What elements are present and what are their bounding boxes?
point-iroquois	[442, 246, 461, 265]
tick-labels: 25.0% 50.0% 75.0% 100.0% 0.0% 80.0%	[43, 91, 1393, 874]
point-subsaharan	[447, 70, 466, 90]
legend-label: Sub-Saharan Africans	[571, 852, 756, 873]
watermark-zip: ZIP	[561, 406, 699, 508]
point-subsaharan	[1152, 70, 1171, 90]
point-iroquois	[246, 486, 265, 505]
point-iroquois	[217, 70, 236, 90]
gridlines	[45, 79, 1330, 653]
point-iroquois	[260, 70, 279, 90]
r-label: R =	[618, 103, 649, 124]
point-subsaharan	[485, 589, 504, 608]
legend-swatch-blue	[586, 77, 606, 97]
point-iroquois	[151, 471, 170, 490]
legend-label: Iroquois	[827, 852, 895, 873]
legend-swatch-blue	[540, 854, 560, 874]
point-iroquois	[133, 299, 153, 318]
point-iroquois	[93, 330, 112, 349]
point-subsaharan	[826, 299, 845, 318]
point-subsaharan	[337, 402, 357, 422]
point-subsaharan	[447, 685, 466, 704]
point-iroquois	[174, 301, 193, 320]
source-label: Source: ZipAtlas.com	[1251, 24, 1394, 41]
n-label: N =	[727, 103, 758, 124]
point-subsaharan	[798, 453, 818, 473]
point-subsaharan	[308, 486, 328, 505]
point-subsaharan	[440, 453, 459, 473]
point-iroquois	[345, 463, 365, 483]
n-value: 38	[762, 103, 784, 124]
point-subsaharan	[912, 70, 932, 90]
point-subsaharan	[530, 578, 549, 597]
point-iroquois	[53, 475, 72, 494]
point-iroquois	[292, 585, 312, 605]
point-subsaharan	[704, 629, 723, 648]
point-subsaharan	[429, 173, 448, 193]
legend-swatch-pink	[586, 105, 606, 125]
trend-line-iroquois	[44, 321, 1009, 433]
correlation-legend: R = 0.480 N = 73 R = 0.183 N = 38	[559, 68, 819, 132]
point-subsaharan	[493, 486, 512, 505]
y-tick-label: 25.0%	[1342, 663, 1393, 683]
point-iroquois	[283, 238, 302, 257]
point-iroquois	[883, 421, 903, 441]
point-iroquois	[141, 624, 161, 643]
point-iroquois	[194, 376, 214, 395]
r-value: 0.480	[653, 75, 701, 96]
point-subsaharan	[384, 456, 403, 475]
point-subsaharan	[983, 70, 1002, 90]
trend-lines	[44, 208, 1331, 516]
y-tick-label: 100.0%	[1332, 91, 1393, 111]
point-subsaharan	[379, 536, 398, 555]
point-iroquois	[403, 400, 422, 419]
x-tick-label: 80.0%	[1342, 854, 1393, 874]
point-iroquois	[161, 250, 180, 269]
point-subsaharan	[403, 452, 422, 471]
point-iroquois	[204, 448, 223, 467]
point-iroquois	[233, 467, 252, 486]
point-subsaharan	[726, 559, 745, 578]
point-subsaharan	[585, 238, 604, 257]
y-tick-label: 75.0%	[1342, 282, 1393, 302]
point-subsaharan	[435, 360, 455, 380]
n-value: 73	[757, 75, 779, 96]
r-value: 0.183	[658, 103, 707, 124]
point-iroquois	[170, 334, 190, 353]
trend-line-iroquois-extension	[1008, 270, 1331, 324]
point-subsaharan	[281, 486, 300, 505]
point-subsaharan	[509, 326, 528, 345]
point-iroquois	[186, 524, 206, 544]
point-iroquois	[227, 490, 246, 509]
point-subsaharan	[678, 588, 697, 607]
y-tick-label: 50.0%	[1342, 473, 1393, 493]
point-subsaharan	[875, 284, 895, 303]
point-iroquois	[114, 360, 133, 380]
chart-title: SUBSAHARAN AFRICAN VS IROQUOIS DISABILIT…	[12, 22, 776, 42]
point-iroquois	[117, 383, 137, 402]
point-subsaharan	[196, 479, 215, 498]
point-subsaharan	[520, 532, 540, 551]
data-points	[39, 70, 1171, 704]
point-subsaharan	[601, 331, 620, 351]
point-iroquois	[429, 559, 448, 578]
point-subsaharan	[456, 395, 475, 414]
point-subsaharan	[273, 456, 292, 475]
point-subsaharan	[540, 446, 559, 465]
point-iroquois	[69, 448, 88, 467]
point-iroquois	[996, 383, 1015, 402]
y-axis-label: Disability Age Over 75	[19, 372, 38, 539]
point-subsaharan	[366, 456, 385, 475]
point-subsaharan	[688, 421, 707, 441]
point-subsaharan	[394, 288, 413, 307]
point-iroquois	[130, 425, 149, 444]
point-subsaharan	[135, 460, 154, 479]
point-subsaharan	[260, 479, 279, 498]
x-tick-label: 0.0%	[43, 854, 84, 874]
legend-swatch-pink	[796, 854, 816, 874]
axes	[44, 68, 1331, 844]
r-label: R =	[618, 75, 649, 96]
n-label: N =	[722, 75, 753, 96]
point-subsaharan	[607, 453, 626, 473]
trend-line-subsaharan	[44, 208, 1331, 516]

============================================================

_To do_
From the lines above, copy every line that contains the string "pink".

_Response to the exercise_
legend-swatch-pink	[586, 105, 606, 125]
legend-swatch-pink	[796, 854, 816, 874]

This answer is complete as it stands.